-- STATED TASK --
Can you transcribe every entry word for word, skipping the images?

-- SUPPLIED RECORDS --
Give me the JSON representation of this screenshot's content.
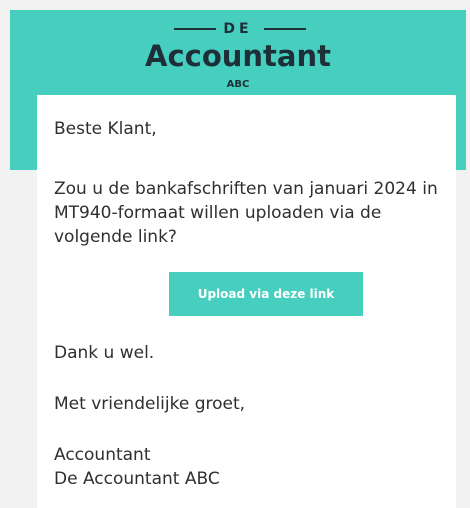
{
  "header": {
    "background_color": "#46cfbf",
    "logo": {
      "top_text": "DE",
      "main_text": "Accountant",
      "sub_text": "ABC"
    }
  },
  "email": {
    "greeting": "Beste Klant,",
    "request_text": "Zou u de bankafschriften van januari 2024 in MT940-formaat willen uploaden via de volgende link?",
    "upload_button_label": "Upload via deze link",
    "thanks": "Dank u wel.",
    "closing": "Met vriendelijke groet,",
    "signature": {
      "line1": "Accountant",
      "line2": "De Accountant ABC"
    },
    "accent_color": "#46cfbf"
  }
}
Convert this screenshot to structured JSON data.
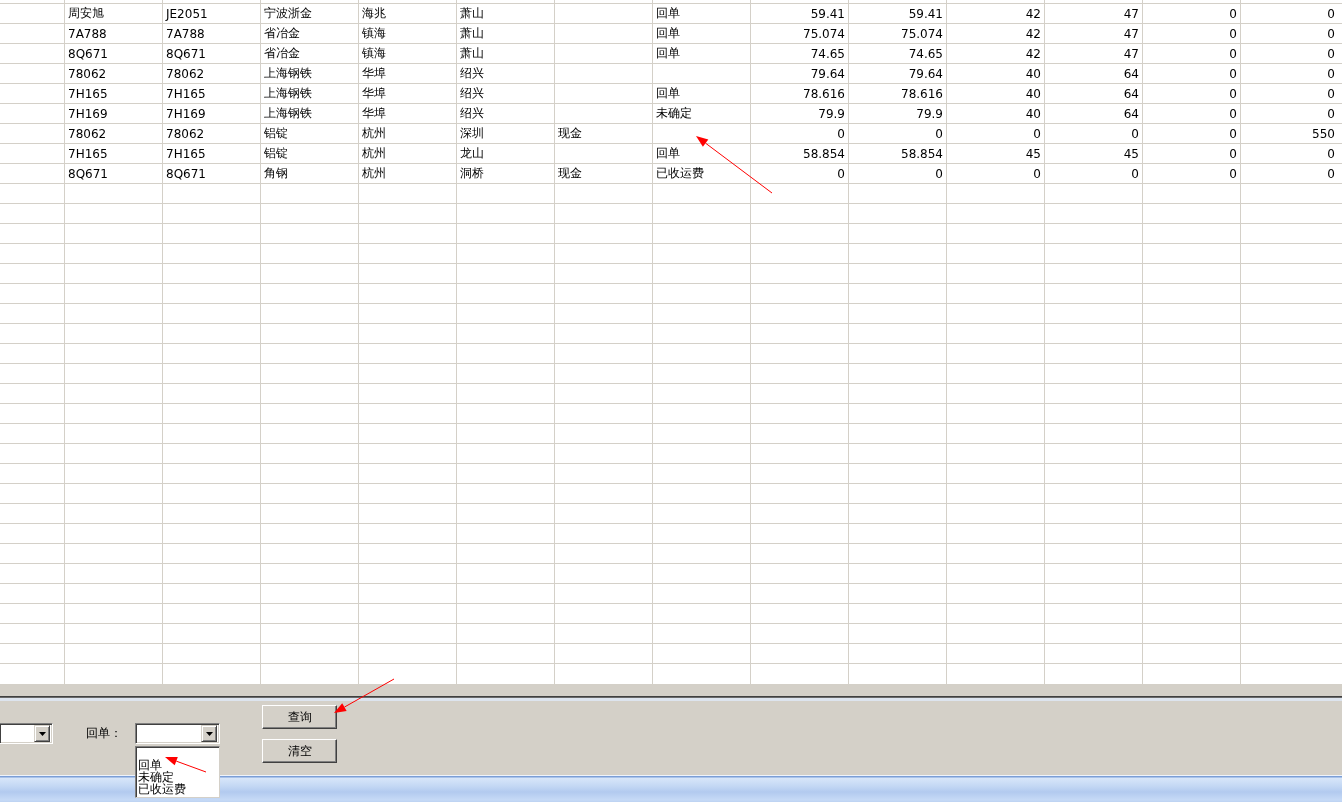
{
  "table": {
    "rows": [
      {
        "column_2": "周安旭",
        "column_3": "JE2051",
        "column_4": "宁波浙金",
        "column_5": "海兆",
        "column_6": "萧山",
        "column_8": "回单",
        "column_9": "59.41",
        "column_10": "59.41",
        "column_11": "42",
        "column_12": "47",
        "column_13": "0",
        "column_14": "0"
      },
      {
        "column_2": "7A788",
        "column_3": "7A788",
        "column_4": "省冶金",
        "column_5": "镇海",
        "column_6": "萧山",
        "column_8": "回单",
        "column_9": "75.074",
        "column_10": "75.074",
        "column_11": "42",
        "column_12": "47",
        "column_13": "0",
        "column_14": "0"
      },
      {
        "column_2": "8Q671",
        "column_3": "8Q671",
        "column_4": "省冶金",
        "column_5": "镇海",
        "column_6": "萧山",
        "column_8": "回单",
        "column_9": "74.65",
        "column_10": "74.65",
        "column_11": "42",
        "column_12": "47",
        "column_13": "0",
        "column_14": "0"
      },
      {
        "column_2": "78062",
        "column_3": "78062",
        "column_4": "上海钢铁",
        "column_5": "华埠",
        "column_6": "绍兴",
        "column_9": "79.64",
        "column_10": "79.64",
        "column_11": "40",
        "column_12": "64",
        "column_13": "0",
        "column_14": "0"
      },
      {
        "column_2": "7H165",
        "column_3": "7H165",
        "column_4": "上海钢铁",
        "column_5": "华埠",
        "column_6": "绍兴",
        "column_8": "回单",
        "column_9": "78.616",
        "column_10": "78.616",
        "column_11": "40",
        "column_12": "64",
        "column_13": "0",
        "column_14": "0"
      },
      {
        "column_2": "7H169",
        "column_3": "7H169",
        "column_4": "上海钢铁",
        "column_5": "华埠",
        "column_6": "绍兴",
        "column_8": "未确定",
        "column_9": "79.9",
        "column_10": "79.9",
        "column_11": "40",
        "column_12": "64",
        "column_13": "0",
        "column_14": "0"
      },
      {
        "column_2": "78062",
        "column_3": "78062",
        "column_4": "铝锭",
        "column_5": "杭州",
        "column_6": "深圳",
        "column_7": "现金",
        "column_9": "0",
        "column_10": "0",
        "column_11": "0",
        "column_12": "0",
        "column_13": "0",
        "column_14": "550"
      },
      {
        "column_2": "7H165",
        "column_3": "7H165",
        "column_4": "铝锭",
        "column_5": "杭州",
        "column_6": "龙山",
        "column_8": "回单",
        "column_9": "58.854",
        "column_10": "58.854",
        "column_11": "45",
        "column_12": "45",
        "column_13": "0",
        "column_14": "0"
      },
      {
        "column_2": "8Q671",
        "column_3": "8Q671",
        "column_4": "角钢",
        "column_5": "杭州",
        "column_6": "洞桥",
        "column_7": "现金",
        "column_8": "已收运费",
        "column_9": "0",
        "column_10": "0",
        "column_11": "0",
        "column_12": "0",
        "column_13": "0",
        "column_14": "0"
      }
    ]
  },
  "filter_panel": {
    "fields": [
      {
        "label": "回单：",
        "options": [
          {
            "label": "回单",
            "selected": false
          },
          {
            "label": "未确定",
            "selected": false
          },
          {
            "label": "已收运费",
            "selected": false
          }
        ]
      }
    ],
    "buttons": [
      {
        "label": "查询"
      },
      {
        "label": "清空"
      }
    ]
  }
}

-- FULL SOLUTION --
Give me the JSON representation of this screenshot's content.
{
  "header": {
    "background_color": "#46cfbf",
    "logo": {
      "top_text": "DE",
      "main_text": "Accountant",
      "sub_text": "ABC"
    }
  },
  "email": {
    "greeting": "Beste Klant,",
    "request_text": "Zou u de bankafschriften van januari 2024 in MT940-formaat willen uploaden via de volgende link?",
    "upload_button_label": "Upload via deze link",
    "thanks": "Dank u wel.",
    "closing": "Met vriendelijke groet,",
    "signature": {
      "line1": "Accountant",
      "line2": "De Accountant ABC"
    },
    "accent_color": "#46cfbf"
  }
}
Convert this screenshot to structured JSON data.
{
  "table": {
    "rows": [
      {
        "column_2": "周安旭",
        "column_3": "JE2051",
        "column_4": "宁波浙金",
        "column_5": "海兆",
        "column_6": "萧山",
        "column_8": "回单",
        "column_9": "59.41",
        "column_10": "59.41",
        "column_11": "42",
        "column_12": "47",
        "column_13": "0",
        "column_14": "0"
      },
      {
        "column_2": "7A788",
        "column_3": "7A788",
        "column_4": "省冶金",
        "column_5": "镇海",
        "column_6": "萧山",
        "column_8": "回单",
        "column_9": "75.074",
        "column_10": "75.074",
        "column_11": "42",
        "column_12": "47",
        "column_13": "0",
        "column_14": "0"
      },
      {
        "column_2": "8Q671",
        "column_3": "8Q671",
        "column_4": "省冶金",
        "column_5": "镇海",
        "column_6": "萧山",
        "column_8": "回单",
        "column_9": "74.65",
        "column_10": "74.65",
        "column_11": "42",
        "column_12": "47",
        "column_13": "0",
        "column_14": "0"
      },
      {
        "column_2": "78062",
        "column_3": "78062",
        "column_4": "上海钢铁",
        "column_5": "华埠",
        "column_6": "绍兴",
        "column_9": "79.64",
        "column_10": "79.64",
        "column_11": "40",
        "column_12": "64",
        "column_13": "0",
        "column_14": "0"
      },
      {
        "column_2": "7H165",
        "column_3": "7H165",
        "column_4": "上海钢铁",
        "column_5": "华埠",
        "column_6": "绍兴",
        "column_8": "回单",
        "column_9": "78.616",
        "column_10": "78.616",
        "column_11": "40",
        "column_12": "64",
        "column_13": "0",
        "column_14": "0"
      },
      {
        "column_2": "7H169",
        "column_3": "7H169",
        "column_4": "上海钢铁",
        "column_5": "华埠",
        "column_6": "绍兴",
        "column_8": "未确定",
        "column_9": "79.9",
        "column_10": "79.9",
        "column_11": "40",
        "column_12": "64",
        "column_13": "0",
        "column_14": "0"
      },
      {
        "column_2": "78062",
        "column_3": "78062",
        "column_4": "铝锭",
        "column_5": "杭州",
        "column_6": "深圳",
        "column_7": "现金",
        "column_9": "0",
        "column_10": "0",
        "column_11": "0",
        "column_12": "0",
        "column_13": "0",
        "column_14": "550"
      },
      {
        "column_2": "7H165",
        "column_3": "7H165",
        "column_4": "铝锭",
        "column_5": "杭州",
        "column_6": "龙山",
        "column_8": "回单",
        "column_9": "58.854",
        "column_10": "58.854",
        "column_11": "45",
        "column_12": "45",
        "column_13": "0",
        "column_14": "0"
      },
      {
        "column_2": "8Q671",
        "column_3": "8Q671",
        "column_4": "角钢",
        "column_5": "杭州",
        "column_6": "洞桥",
        "column_7": "现金",
        "column_8": "已收运费",
        "column_9": "0",
        "column_10": "0",
        "column_11": "0",
        "column_12": "0",
        "column_13": "0",
        "column_14": "0"
      }
    ]
  },
  "filter_panel": {
    "fields": [
      {
        "label": "回单：",
        "options": [
          {
            "label": "回单",
            "selected": false
          },
          {
            "label": "未确定",
            "selected": false
          },
          {
            "label": "已收运费",
            "selected": false
          }
        ]
      }
    ],
    "buttons": [
      {
        "label": "查询"
      },
      {
        "label": "清空"
      }
    ]
  }
}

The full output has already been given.